>> Start Data for the task

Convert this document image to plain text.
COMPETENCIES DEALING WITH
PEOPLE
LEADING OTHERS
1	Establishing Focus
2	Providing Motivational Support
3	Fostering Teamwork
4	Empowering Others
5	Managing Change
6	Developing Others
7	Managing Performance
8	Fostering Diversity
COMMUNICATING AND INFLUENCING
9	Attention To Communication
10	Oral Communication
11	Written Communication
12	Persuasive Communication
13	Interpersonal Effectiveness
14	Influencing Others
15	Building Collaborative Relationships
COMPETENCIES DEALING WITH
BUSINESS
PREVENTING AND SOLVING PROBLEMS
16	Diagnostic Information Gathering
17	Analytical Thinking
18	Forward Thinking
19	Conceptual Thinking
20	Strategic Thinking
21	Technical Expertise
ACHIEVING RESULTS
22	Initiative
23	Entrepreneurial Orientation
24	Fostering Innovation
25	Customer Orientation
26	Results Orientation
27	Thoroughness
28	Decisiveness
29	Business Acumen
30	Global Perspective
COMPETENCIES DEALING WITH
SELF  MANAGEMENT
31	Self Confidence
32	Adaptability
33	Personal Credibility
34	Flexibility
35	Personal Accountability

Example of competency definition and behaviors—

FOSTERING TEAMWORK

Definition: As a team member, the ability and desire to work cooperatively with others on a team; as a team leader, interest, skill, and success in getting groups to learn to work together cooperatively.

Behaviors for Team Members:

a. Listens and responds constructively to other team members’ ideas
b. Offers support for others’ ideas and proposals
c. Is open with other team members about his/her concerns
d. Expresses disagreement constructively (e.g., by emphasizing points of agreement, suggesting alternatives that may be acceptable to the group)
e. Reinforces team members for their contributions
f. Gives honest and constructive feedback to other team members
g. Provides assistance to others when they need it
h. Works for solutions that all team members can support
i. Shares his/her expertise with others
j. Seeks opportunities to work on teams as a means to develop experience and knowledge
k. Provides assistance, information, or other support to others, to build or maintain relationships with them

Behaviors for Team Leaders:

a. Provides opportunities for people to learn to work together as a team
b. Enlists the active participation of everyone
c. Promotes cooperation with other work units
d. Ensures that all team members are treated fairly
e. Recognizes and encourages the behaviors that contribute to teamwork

>> End Data for the task

Write out every line of the material again, exactly as it reads.

- [Correct output]:
Convert this document image to plain text.
COMPETENCIES DEALING WITH
PEOPLE
LEADING OTHERS
1	Establishing Focus
2	Providing Motivational Support
3	Fostering Teamwork
4	Empowering Others
5	Managing Change
6	Developing Others
7	Managing Performance
8	Fostering Diversity
COMMUNICATING AND INFLUENCING
9	Attention To Communication
10	Oral Communication
11	Written Communication
12	Persuasive Communication
13	Interpersonal Effectiveness
14	Influencing Others
15	Building Collaborative Relationships
COMPETENCIES DEALING WITH
BUSINESS
PREVENTING AND SOLVING PROBLEMS
16	Diagnostic Information Gathering
17	Analytical Thinking
18	Forward Thinking
19	Conceptual Thinking
20	Strategic Thinking
21	Technical Expertise
ACHIEVING RESULTS
22	Initiative
23	Entrepreneurial Orientation
24	Fostering Innovation
25	Customer Orientation
26	Results Orientation
27	Thoroughness
28	Decisiveness
29	Business Acumen
30	Global Perspective
COMPETENCIES DEALING WITH
SELF  MANAGEMENT
31	Self Confidence
32	Adaptability
33	Personal Credibility
34	Flexibility
35	Personal Accountability

Example of competency definition and behaviors—

FOSTERING TEAMWORK

Definition: As a team member, the ability and desire to work cooperatively with others on a team; as a team leader, interest, skill, and success in getting groups to learn to work together cooperatively.

Behaviors for Team Members:

a. Listens and responds constructively to other team members’ ideas
b. Offers support for others’ ideas and proposals
c. Is open with other team members about his/her concerns
d. Expresses disagreement constructively (e.g., by emphasizing points of agreement, suggesting alternatives that may be acceptable to the group)
e. Reinforces team members for their contributions
f. Gives honest and constructive feedback to other team members
g. Provides assistance to others when they need it
h. Works for solutions that all team members can support
i. Shares his/her expertise with others
j. Seeks opportunities to work on teams as a means to develop experience and knowledge
k. Provides assistance, information, or other support to others, to build or maintain relationships with them

Behaviors for Team Leaders:

a. Provides opportunities for people to learn to work together as a team
b. Enlists the active participation of everyone
c. Promotes cooperation with other work units
d. Ensures that all team members are treated fairly
e. Recognizes and encourages the behaviors that contribute to teamwork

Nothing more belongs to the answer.